Goal | The entire listing is to be repeated verbatim.

=-=-=-=-=

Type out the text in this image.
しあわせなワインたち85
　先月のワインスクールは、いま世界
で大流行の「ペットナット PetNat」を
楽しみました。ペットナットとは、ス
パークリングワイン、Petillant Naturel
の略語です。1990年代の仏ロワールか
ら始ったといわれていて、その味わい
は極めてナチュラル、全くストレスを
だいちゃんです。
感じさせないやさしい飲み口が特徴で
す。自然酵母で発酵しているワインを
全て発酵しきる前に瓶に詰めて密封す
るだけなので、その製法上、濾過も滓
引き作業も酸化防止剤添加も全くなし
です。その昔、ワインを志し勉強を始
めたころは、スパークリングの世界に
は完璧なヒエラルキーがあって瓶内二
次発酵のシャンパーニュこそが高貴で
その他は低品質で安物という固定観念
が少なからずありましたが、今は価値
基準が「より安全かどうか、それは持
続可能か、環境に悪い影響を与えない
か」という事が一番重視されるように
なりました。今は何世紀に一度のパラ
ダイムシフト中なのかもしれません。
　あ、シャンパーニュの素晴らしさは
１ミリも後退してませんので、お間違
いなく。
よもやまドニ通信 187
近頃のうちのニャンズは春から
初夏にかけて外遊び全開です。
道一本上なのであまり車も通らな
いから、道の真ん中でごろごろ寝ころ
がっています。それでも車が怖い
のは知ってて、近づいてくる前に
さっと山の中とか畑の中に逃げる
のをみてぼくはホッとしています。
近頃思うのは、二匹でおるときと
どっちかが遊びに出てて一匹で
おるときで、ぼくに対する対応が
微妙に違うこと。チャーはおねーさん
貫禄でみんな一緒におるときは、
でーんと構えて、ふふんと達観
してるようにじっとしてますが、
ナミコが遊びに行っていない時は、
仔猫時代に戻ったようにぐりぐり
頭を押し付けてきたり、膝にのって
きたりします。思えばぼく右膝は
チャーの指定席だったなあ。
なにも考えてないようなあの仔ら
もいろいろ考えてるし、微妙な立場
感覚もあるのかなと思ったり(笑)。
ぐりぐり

=-=-=-=-=

Correct result |
Type out the text in this image.
しあわせなワインたち85
　先月のワインスクールは、いま世界
で大流行の「ペットナット PetNat」を
楽しみました。ペットナットとは、ス
パークリングワイン、Petillant Naturel
の略語です。1990年代の仏ロワールか
ら始ったといわれていて、その味わい
は極めてナチュラル、全くストレスを
だいちゃんです。
感じさせないやさしい飲み口が特徴で
す。自然酵母で発酵しているワインを
全て発酵しきる前に瓶に詰めて密封す
るだけなので、その製法上、濾過も滓
引き作業も酸化防止剤添加も全くなし
です。その昔、ワインを志し勉強を始
めたころは、スパークリングの世界に
は完璧なヒエラルキーがあって瓶内二
次発酵のシャンパーニュこそが高貴で
その他は低品質で安物という固定観念
が少なからずありましたが、今は価値
基準が「より安全かどうか、それは持
続可能か、環境に悪い影響を与えない
か」という事が一番重視されるように
なりました。今は何世紀に一度のパラ
ダイムシフト中なのかもしれません。
　あ、シャンパーニュの素晴らしさは
１ミリも後退してませんので、お間違
いなく。
よもやまドニ通信 187
近頃のうちのニャンズは春から
初夏にかけて外遊び全開です。
道一本上なのであまり車も通らな
いから、道の真ん中でごろごろ寝ころ
がっています。それでも車が怖い
のは知ってて、近づいてくる前に
さっと山の中とか畑の中に逃げる
のをみてぼくはホッとしています。
近頃思うのは、二匹でおるときと
どっちかが遊びに出てて一匹で
おるときで、ぼくに対する対応が
微妙に違うこと。チャーはおねーさん
貫禄でみんな一緒におるときは、
でーんと構えて、ふふんと達観
してるようにじっとしてますが、
ナミコが遊びに行っていない時は、
仔猫時代に戻ったようにぐりぐり
頭を押し付けてきたり、膝にのって
きたりします。思えばぼく右膝は
チャーの指定席だったなあ。
なにも考えてないようなあの仔ら
もいろいろ考えてるし、微妙な立場
感覚もあるのかなと思ったり(笑)。
ぐりぐり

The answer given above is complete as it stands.